--- begin DATA TO USE ---
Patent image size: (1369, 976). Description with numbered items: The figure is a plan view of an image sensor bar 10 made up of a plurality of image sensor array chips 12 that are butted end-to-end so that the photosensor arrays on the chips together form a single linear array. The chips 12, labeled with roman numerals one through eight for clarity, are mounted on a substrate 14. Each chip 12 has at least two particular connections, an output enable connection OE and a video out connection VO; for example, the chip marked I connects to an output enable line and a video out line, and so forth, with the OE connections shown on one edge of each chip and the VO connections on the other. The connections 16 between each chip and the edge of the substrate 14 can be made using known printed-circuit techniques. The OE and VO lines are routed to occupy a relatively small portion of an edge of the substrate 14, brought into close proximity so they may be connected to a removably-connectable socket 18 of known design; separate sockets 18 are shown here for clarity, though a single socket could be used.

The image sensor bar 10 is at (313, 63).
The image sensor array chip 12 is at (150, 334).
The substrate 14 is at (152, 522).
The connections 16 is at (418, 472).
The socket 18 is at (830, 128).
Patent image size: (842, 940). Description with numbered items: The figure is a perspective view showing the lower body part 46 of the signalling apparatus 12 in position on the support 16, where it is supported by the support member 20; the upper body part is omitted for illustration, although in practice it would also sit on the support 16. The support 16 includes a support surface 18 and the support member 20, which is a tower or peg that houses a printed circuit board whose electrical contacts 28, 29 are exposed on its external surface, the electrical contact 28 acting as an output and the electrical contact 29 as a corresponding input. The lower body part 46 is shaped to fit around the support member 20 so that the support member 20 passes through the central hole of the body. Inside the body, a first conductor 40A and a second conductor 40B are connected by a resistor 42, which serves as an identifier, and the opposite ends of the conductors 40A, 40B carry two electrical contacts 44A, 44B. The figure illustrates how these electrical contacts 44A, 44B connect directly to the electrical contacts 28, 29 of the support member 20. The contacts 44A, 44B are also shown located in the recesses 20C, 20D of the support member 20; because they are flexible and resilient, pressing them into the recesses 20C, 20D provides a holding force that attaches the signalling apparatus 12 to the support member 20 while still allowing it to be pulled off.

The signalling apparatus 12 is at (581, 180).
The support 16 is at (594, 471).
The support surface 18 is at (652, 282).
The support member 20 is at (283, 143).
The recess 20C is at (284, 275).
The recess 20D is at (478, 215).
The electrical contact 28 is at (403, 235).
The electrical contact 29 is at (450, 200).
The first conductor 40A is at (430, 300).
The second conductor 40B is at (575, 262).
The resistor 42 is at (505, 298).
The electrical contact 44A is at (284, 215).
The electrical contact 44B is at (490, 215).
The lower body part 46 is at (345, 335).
--- end DATA TO USE ---
Copy every line of the items above word for word, in the same order.

Patent image size: (1369, 976). Description with numbered items: The figure is a plan view of an image sensor bar 10 made up of a plurality of image sensor array chips 12 that are butted end-to-end so that the photosensor arrays on the chips together form a single linear array. The chips 12, labeled with roman numerals one through eight for clarity, are mounted on a substrate 14. Each chip 12 has at least two particular connections, an output enable connection OE and a video out connection VO; for example, the chip marked I connects to an output enable line and a video out line, and so forth, with the OE connections shown on one edge of each chip and the VO connections on the other. The connections 16 between each chip and the edge of the substrate 14 can be made using known printed-circuit techniques. The OE and VO lines are routed to occupy a relatively small portion of an edge of the substrate 14, brought into close proximity so they may be connected to a removably-connectable socket 18 of known design; separate sockets 18 are shown here for clarity, though a single socket could be used.

The image sensor bar 10 is at (313, 63).
The image sensor array chip 12 is at (150, 334).
The substrate 14 is at (152, 522).
The connections 16 is at (418, 472).
The socket 18 is at (830, 128).
Patent image size: (842, 940). Description with numbered items: The figure is a perspective view showing the lower body part 46 of the signalling apparatus 12 in position on the support 16, where it is supported by the support member 20; the upper body part is omitted for illustration, although in practice it would also sit on the support 16. The support 16 includes a support surface 18 and the support member 20, which is a tower or peg that houses a printed circuit board whose electrical contacts 28, 29 are exposed on its external surface, the electrical contact 28 acting as an output and the electrical contact 29 as a corresponding input. The lower body part 46 is shaped to fit around the support member 20 so that the support member 20 passes through the central hole of the body. Inside the body, a first conductor 40A and a second conductor 40B are connected by a resistor 42, which serves as an identifier, and the opposite ends of the conductors 40A, 40B carry two electrical contacts 44A, 44B. The figure illustrates how these electrical contacts 44A, 44B connect directly to the electrical contacts 28, 29 of the support member 20. The contacts 44A, 44B are also shown located in the recesses 20C, 20D of the support member 20; because they are flexible and resilient, pressing them into the recesses 20C, 20D provides a holding force that attaches the signalling apparatus 12 to the support member 20 while still allowing it to be pulled off.

The signalling apparatus 12 is at (581, 180).
The support 16 is at (594, 471).
The support surface 18 is at (652, 282).
The support member 20 is at (283, 143).
The recess 20C is at (284, 275).
The recess 20D is at (478, 215).
The electrical contact 28 is at (403, 235).
The electrical contact 29 is at (450, 200).
The first conductor 40A is at (430, 300).
The second conductor 40B is at (575, 262).
The resistor 42 is at (505, 298).
The electrical contact 44A is at (284, 215).
The electrical contact 44B is at (490, 215).
The lower body part 46 is at (345, 335).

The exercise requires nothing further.